**Material for this exercise**.
* * * * * * *
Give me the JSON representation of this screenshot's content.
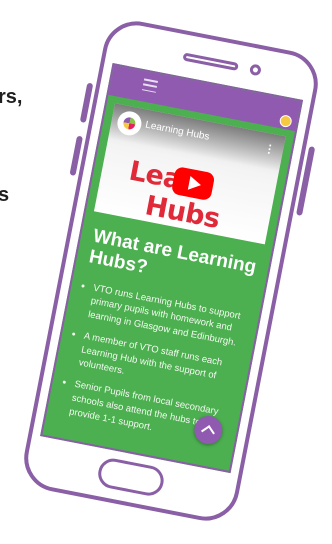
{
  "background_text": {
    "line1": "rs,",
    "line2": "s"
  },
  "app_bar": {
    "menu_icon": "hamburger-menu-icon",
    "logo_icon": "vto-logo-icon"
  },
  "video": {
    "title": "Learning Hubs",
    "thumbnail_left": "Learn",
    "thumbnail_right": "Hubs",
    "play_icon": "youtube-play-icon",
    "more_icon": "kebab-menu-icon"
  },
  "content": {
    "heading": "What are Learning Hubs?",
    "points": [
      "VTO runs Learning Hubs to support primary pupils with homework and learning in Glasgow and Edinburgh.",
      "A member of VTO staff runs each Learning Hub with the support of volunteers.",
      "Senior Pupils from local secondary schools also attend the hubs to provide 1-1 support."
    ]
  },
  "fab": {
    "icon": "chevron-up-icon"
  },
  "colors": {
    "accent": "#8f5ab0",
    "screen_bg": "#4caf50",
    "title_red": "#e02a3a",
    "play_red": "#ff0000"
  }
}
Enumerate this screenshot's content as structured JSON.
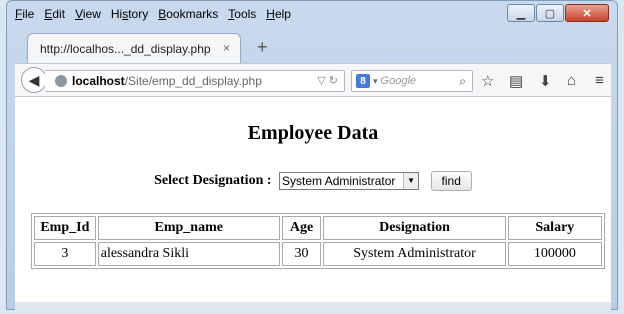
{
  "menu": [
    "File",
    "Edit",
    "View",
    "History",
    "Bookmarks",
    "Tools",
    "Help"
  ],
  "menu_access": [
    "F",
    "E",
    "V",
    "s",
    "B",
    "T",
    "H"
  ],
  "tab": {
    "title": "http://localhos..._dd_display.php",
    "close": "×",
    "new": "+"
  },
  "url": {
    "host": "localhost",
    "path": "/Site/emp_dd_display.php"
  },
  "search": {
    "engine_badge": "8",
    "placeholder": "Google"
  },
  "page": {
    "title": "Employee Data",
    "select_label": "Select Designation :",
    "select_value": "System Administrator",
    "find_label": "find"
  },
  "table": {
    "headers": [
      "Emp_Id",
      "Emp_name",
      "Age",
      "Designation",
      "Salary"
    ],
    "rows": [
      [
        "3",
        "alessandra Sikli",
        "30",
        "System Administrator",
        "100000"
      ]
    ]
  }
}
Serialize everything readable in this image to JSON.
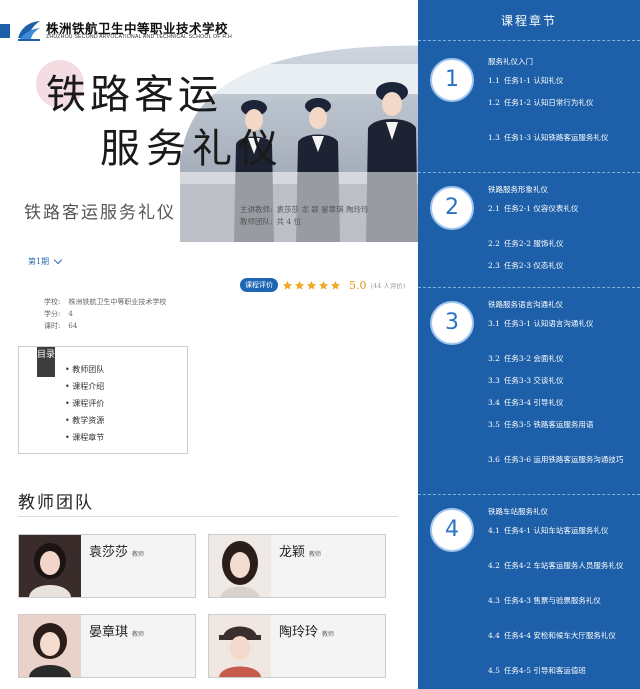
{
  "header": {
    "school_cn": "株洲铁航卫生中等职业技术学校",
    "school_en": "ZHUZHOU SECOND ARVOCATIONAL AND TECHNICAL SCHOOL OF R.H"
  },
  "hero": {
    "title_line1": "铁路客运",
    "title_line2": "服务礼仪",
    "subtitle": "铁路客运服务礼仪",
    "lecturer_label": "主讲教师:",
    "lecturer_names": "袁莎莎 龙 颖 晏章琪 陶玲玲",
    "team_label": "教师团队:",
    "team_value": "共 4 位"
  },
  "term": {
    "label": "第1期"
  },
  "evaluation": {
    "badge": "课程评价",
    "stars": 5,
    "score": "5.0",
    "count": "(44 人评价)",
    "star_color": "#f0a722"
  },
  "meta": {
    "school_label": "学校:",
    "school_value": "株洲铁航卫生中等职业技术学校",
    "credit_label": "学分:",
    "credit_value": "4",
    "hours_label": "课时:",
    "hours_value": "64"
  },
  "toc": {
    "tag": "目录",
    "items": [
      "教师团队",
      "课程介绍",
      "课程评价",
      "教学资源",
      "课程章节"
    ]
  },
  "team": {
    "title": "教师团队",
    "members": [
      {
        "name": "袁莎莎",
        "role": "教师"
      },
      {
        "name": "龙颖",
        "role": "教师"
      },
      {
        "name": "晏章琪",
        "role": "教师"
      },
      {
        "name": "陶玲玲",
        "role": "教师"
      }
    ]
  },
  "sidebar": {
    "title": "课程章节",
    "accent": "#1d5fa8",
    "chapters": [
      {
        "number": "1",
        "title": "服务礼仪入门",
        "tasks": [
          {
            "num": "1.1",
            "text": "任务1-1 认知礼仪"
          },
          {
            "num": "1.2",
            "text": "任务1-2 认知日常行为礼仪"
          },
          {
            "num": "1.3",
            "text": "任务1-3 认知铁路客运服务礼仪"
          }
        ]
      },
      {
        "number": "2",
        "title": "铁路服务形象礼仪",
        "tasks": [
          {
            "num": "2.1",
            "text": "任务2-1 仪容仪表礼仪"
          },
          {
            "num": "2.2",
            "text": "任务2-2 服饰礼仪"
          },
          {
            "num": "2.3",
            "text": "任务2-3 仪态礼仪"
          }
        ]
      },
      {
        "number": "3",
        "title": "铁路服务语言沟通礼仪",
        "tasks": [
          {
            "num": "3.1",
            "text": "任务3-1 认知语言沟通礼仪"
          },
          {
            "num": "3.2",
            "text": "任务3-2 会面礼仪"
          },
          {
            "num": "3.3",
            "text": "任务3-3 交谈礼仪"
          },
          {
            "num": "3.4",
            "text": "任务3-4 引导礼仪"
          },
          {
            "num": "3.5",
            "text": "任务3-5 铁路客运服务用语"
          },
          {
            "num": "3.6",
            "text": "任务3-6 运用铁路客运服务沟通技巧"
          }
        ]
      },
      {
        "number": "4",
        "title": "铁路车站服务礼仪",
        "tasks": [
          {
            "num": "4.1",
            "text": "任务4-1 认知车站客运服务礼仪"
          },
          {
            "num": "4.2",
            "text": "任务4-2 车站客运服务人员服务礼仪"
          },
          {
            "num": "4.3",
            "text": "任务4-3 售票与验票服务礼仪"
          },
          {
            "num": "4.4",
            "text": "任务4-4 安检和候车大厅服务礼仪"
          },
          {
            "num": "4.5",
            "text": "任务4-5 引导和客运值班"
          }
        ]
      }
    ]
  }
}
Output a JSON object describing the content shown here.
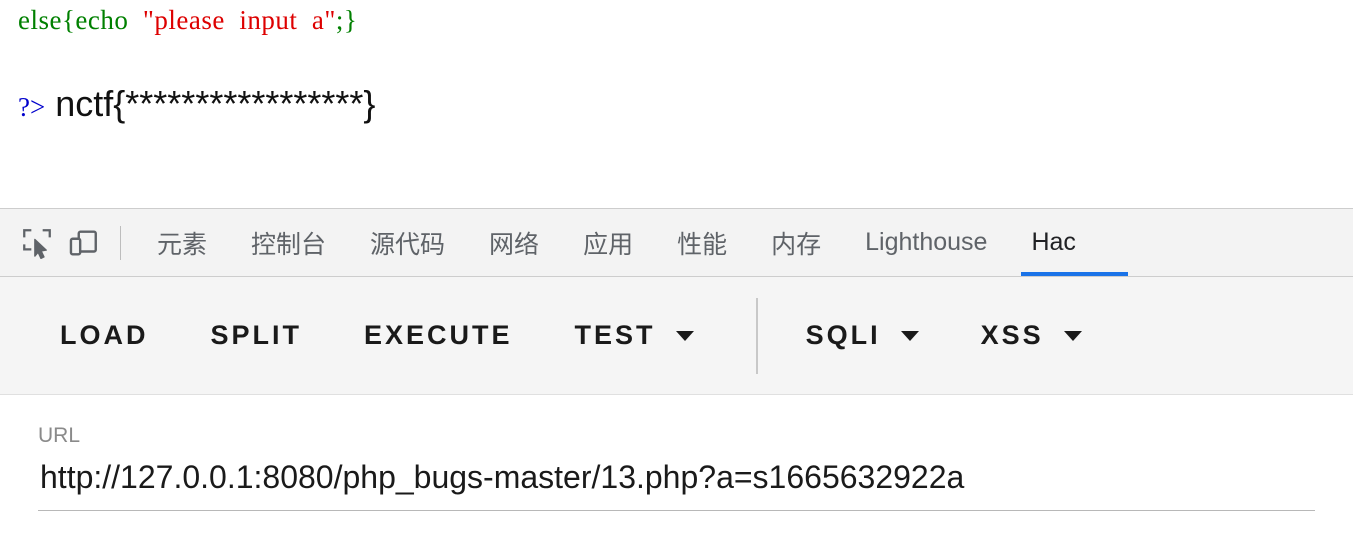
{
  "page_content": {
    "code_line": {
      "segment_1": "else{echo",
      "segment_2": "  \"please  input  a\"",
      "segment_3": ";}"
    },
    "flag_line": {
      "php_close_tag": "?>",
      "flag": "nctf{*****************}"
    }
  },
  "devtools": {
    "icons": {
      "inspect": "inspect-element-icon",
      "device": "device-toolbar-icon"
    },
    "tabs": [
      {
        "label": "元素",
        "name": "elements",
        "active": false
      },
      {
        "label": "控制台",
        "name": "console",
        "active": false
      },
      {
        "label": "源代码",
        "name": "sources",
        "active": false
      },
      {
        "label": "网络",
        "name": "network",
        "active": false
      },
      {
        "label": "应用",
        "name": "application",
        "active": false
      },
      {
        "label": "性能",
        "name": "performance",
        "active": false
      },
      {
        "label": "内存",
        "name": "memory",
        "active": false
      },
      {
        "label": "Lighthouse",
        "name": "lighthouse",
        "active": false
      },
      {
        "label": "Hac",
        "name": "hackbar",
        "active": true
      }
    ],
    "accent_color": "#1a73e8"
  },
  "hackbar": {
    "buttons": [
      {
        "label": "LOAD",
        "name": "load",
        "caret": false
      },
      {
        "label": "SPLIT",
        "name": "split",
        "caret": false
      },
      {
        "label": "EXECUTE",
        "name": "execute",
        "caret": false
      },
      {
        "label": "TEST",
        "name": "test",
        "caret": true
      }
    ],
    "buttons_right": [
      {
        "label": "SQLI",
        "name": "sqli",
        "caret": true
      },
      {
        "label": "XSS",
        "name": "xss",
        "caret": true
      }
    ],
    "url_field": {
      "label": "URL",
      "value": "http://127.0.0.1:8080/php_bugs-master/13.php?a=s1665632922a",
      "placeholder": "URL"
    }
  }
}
* * * * * * *
Restate the whole of the material word for word without the pictures.

Give me the JSON representation of this screenshot's content.
{
  "background_text": {
    "line1": "rs,",
    "line2": "s"
  },
  "app_bar": {
    "menu_icon": "hamburger-menu-icon",
    "logo_icon": "vto-logo-icon"
  },
  "video": {
    "title": "Learning Hubs",
    "thumbnail_left": "Learn",
    "thumbnail_right": "Hubs",
    "play_icon": "youtube-play-icon",
    "more_icon": "kebab-menu-icon"
  },
  "content": {
    "heading": "What are Learning Hubs?",
    "points": [
      "VTO runs Learning Hubs to support primary pupils with homework and learning in Glasgow and Edinburgh.",
      "A member of VTO staff runs each Learning Hub with the support of volunteers.",
      "Senior Pupils from local secondary schools also attend the hubs to provide 1-1 support."
    ]
  },
  "fab": {
    "icon": "chevron-up-icon"
  },
  "colors": {
    "accent": "#8f5ab0",
    "screen_bg": "#4caf50",
    "title_red": "#e02a3a",
    "play_red": "#ff0000"
  }
}
Enumerate this screenshot's content as structured JSON.
{
  "menu": [
    "File",
    "Edit",
    "View",
    "History",
    "Bookmarks",
    "Tools",
    "Help"
  ],
  "menu_access": [
    "F",
    "E",
    "V",
    "s",
    "B",
    "T",
    "H"
  ],
  "tab": {
    "title": "http://localhos..._dd_display.php",
    "close": "×",
    "new": "+"
  },
  "url": {
    "host": "localhost",
    "path": "/Site/emp_dd_display.php"
  },
  "search": {
    "engine_badge": "8",
    "placeholder": "Google"
  },
  "page": {
    "title": "Employee Data",
    "select_label": "Select Designation :",
    "select_value": "System Administrator",
    "find_label": "find"
  },
  "table": {
    "headers": [
      "Emp_Id",
      "Emp_name",
      "Age",
      "Designation",
      "Salary"
    ],
    "rows": [
      [
        "3",
        "alessandra Sikli",
        "30",
        "System Administrator",
        "100000"
      ]
    ]
  }
}
Serialize everything readable in this image to JSON.
{
  "header": {
    "school_cn": "株洲铁航卫生中等职业技术学校",
    "school_en": "ZHUZHOU SECOND ARVOCATIONAL AND TECHNICAL SCHOOL OF R.H"
  },
  "hero": {
    "title_line1": "铁路客运",
    "title_line2": "服务礼仪",
    "subtitle": "铁路客运服务礼仪",
    "lecturer_label": "主讲教师:",
    "lecturer_names": "袁莎莎 龙 颖 晏章琪 陶玲玲",
    "team_label": "教师团队:",
    "team_value": "共 4 位"
  },
  "term": {
    "label": "第1期"
  },
  "evaluation": {
    "badge": "课程评价",
    "stars": 5,
    "score": "5.0",
    "count": "(44 人评价)",
    "star_color": "#f0a722"
  },
  "meta": {
    "school_label": "学校:",
    "school_value": "株洲铁航卫生中等职业技术学校",
    "credit_label": "学分:",
    "credit_value": "4",
    "hours_label": "课时:",
    "hours_value": "64"
  },
  "toc": {
    "tag": "目录",
    "items": [
      "教师团队",
      "课程介绍",
      "课程评价",
      "教学资源",
      "课程章节"
    ]
  },
  "team": {
    "title": "教师团队",
    "members": [
      {
        "name": "袁莎莎",
        "role": "教师"
      },
      {
        "name": "龙颖",
        "role": "教师"
      },
      {
        "name": "晏章琪",
        "role": "教师"
      },
      {
        "name": "陶玲玲",
        "role": "教师"
      }
    ]
  },
  "sidebar": {
    "title": "课程章节",
    "accent": "#1d5fa8",
    "chapters": [
      {
        "number": "1",
        "title": "服务礼仪入门",
        "tasks": [
          {
            "num": "1.1",
            "text": "任务1-1 认知礼仪"
          },
          {
            "num": "1.2",
            "text": "任务1-2 认知日常行为礼仪"
          },
          {
            "num": "1.3",
            "text": "任务1-3 认知铁路客运服务礼仪"
          }
        ]
      },
      {
        "number": "2",
        "title": "铁路服务形象礼仪",
        "tasks": [
          {
            "num": "2.1",
            "text": "任务2-1 仪容仪表礼仪"
          },
          {
            "num": "2.2",
            "text": "任务2-2 服饰礼仪"
          },
          {
            "num": "2.3",
            "text": "任务2-3 仪态礼仪"
          }
        ]
      },
      {
        "number": "3",
        "title": "铁路服务语言沟通礼仪",
        "tasks": [
          {
            "num": "3.1",
            "text": "任务3-1 认知语言沟通礼仪"
          },
          {
            "num": "3.2",
            "text": "任务3-2 会面礼仪"
          },
          {
            "num": "3.3",
            "text": "任务3-3 交谈礼仪"
          },
          {
            "num": "3.4",
            "text": "任务3-4 引导礼仪"
          },
          {
            "num": "3.5",
            "text": "任务3-5 铁路客运服务用语"
          },
          {
            "num": "3.6",
            "text": "任务3-6 运用铁路客运服务沟通技巧"
          }
        ]
      },
      {
        "number": "4",
        "title": "铁路车站服务礼仪",
        "tasks": [
          {
            "num": "4.1",
            "text": "任务4-1 认知车站客运服务礼仪"
          },
          {
            "num": "4.2",
            "text": "任务4-2 车站客运服务人员服务礼仪"
          },
          {
            "num": "4.3",
            "text": "任务4-3 售票与验票服务礼仪"
          },
          {
            "num": "4.4",
            "text": "任务4-4 安检和候车大厅服务礼仪"
          },
          {
            "num": "4.5",
            "text": "任务4-5 引导和客运值班"
          }
        ]
      }
    ]
  }
}
Output a JSON object describing the content shown here.
{
  "page_content": {
    "code_line": {
      "segment_1": "else{echo",
      "segment_2": "  \"please  input  a\"",
      "segment_3": ";}"
    },
    "flag_line": {
      "php_close_tag": "?>",
      "flag": "nctf{*****************}"
    }
  },
  "devtools": {
    "icons": {
      "inspect": "inspect-element-icon",
      "device": "device-toolbar-icon"
    },
    "tabs": [
      {
        "label": "元素",
        "name": "elements",
        "active": false
      },
      {
        "label": "控制台",
        "name": "console",
        "active": false
      },
      {
        "label": "源代码",
        "name": "sources",
        "active": false
      },
      {
        "label": "网络",
        "name": "network",
        "active": false
      },
      {
        "label": "应用",
        "name": "application",
        "active": false
      },
      {
        "label": "性能",
        "name": "performance",
        "active": false
      },
      {
        "label": "内存",
        "name": "memory",
        "active": false
      },
      {
        "label": "Lighthouse",
        "name": "lighthouse",
        "active": false
      },
      {
        "label": "Hac",
        "name": "hackbar",
        "active": true
      }
    ],
    "accent_color": "#1a73e8"
  },
  "hackbar": {
    "buttons": [
      {
        "label": "LOAD",
        "name": "load",
        "caret": false
      },
      {
        "label": "SPLIT",
        "name": "split",
        "caret": false
      },
      {
        "label": "EXECUTE",
        "name": "execute",
        "caret": false
      },
      {
        "label": "TEST",
        "name": "test",
        "caret": true
      }
    ],
    "buttons_right": [
      {
        "label": "SQLI",
        "name": "sqli",
        "caret": true
      },
      {
        "label": "XSS",
        "name": "xss",
        "caret": true
      }
    ],
    "url_field": {
      "label": "URL",
      "value": "http://127.0.0.1:8080/php_bugs-master/13.php?a=s1665632922a",
      "placeholder": "URL"
    }
  }
}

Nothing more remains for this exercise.